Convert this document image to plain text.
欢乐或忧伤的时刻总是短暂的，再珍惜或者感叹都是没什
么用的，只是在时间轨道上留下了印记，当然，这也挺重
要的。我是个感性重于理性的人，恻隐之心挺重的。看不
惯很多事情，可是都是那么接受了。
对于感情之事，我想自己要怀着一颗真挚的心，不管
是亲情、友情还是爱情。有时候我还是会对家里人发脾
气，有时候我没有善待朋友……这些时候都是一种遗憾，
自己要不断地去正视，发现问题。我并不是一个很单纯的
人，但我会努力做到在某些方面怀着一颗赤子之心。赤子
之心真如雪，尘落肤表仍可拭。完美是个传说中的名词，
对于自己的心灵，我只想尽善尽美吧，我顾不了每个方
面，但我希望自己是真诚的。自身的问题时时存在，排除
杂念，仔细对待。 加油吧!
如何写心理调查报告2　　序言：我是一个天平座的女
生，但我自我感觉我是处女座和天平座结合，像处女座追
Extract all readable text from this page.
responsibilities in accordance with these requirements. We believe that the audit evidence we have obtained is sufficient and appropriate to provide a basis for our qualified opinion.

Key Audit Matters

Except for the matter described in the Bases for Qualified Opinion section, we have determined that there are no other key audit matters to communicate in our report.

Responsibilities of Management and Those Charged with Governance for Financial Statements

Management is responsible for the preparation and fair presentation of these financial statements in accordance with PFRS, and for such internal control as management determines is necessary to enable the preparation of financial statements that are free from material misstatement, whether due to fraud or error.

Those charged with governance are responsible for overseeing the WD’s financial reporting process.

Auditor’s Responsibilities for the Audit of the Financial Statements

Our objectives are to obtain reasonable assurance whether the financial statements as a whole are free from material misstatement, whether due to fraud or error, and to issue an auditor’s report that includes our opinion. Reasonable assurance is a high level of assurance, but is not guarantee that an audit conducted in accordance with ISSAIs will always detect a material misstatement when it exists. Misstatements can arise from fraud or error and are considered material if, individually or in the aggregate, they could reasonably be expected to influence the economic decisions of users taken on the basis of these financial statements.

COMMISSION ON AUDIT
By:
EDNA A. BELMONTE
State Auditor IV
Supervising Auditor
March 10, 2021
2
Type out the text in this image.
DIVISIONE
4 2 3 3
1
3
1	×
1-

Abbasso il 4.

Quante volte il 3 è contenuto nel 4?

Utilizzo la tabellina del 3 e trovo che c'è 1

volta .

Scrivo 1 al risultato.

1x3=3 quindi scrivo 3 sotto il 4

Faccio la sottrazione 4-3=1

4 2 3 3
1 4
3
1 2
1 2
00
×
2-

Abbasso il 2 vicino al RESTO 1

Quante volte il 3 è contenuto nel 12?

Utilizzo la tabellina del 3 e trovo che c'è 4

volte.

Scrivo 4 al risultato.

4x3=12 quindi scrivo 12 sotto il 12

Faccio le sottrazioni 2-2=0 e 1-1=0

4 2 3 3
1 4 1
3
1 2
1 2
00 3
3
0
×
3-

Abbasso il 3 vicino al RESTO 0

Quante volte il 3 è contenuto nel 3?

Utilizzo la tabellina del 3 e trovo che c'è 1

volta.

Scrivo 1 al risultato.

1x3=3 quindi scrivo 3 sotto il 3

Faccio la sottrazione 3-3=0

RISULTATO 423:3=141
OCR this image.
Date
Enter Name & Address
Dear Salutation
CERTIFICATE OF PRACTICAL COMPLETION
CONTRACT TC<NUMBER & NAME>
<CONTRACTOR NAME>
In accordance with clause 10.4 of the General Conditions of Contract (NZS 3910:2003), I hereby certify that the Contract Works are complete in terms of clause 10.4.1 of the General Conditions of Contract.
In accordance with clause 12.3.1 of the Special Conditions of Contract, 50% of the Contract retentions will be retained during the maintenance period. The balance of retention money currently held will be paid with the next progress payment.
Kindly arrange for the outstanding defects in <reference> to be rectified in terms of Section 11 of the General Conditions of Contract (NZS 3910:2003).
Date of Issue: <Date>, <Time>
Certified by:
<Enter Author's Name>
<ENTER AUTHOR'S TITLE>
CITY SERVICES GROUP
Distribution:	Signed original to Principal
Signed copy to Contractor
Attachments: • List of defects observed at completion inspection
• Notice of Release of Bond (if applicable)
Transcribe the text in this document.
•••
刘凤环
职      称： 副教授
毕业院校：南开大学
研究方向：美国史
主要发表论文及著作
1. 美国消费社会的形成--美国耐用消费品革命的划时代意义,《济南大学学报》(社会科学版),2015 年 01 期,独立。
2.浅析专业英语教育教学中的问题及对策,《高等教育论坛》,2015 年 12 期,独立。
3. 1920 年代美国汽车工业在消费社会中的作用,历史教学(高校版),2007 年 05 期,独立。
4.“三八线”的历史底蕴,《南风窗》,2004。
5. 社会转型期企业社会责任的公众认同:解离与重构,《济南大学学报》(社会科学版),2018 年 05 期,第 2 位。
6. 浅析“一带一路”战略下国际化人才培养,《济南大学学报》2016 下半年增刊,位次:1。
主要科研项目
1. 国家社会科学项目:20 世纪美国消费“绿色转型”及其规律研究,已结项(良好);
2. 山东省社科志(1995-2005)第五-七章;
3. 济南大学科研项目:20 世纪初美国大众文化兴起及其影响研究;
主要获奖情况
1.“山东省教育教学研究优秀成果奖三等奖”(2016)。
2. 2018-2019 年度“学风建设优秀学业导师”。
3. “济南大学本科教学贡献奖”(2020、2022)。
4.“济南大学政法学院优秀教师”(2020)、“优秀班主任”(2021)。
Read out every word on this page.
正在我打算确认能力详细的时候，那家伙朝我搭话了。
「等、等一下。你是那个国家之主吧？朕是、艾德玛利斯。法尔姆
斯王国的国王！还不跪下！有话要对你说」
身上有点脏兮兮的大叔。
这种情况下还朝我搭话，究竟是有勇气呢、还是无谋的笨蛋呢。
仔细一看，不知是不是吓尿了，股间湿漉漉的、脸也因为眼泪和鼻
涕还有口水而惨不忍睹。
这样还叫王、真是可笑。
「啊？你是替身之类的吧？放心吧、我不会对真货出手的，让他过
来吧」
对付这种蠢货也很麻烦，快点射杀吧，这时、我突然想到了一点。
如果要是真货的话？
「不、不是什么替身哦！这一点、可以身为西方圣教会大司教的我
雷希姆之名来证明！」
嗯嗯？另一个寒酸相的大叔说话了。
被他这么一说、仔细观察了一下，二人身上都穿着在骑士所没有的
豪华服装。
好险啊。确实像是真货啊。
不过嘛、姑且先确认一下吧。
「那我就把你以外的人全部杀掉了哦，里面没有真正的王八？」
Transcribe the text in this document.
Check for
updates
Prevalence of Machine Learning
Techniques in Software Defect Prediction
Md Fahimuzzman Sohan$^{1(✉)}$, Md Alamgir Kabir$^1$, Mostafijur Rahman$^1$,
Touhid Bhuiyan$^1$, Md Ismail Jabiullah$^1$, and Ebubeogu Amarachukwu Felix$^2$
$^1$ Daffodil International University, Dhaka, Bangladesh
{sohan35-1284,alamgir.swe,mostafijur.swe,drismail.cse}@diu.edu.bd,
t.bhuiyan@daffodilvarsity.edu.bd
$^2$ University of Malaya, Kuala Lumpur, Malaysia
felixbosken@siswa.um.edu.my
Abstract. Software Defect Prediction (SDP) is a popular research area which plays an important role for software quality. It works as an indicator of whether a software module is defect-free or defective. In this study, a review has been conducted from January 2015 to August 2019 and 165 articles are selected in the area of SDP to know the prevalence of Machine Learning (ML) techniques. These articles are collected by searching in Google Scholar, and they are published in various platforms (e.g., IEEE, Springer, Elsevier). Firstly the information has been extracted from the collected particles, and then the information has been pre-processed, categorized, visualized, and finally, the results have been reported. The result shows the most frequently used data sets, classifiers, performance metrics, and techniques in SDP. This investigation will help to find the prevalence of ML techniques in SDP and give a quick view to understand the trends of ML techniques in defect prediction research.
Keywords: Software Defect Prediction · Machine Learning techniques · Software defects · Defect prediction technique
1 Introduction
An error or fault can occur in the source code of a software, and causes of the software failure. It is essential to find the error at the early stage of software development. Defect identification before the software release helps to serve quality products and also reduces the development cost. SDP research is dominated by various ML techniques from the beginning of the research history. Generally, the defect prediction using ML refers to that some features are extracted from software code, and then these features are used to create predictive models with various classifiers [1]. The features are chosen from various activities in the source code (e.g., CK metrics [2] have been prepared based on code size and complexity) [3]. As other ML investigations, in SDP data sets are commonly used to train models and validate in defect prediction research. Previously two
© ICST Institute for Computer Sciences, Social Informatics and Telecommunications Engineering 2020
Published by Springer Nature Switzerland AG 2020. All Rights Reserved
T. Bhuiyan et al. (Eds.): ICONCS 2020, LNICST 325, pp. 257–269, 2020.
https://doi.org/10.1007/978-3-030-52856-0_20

================

PROBLEM DESCRIPTION. Only lines with "Machine" are wanted here; list each of them.

FULL RESPONSE.
Prevalence of Machine Learning
Abstract. Software Defect Prediction (SDP) is a popular research area which plays an important role for software quality. It works as an indicator of whether a software module is defect-free or defective. In this study, a review has been conducted from January 2015 to August 2019 and 165 articles are selected in the area of SDP to know the prevalence of Machine Learning (ML) techniques. These articles are collected by searching in Google Scholar, and they are published in various platforms (e.g., IEEE, Springer, Elsevier). Firstly the information has been extracted from the collected particles, and then the information has been pre-processed, categorized, visualized, and finally, the results have been reported. The result shows the most frequently used data sets, classifiers, performance metrics, and techniques in SDP. This investigation will help to find the prevalence of ML techniques in SDP and give a quick view to understand the trends of ML techniques in defect prediction research.
Keywords: Software Defect Prediction · Machine Learning techniques · Software defects · Defect prediction technique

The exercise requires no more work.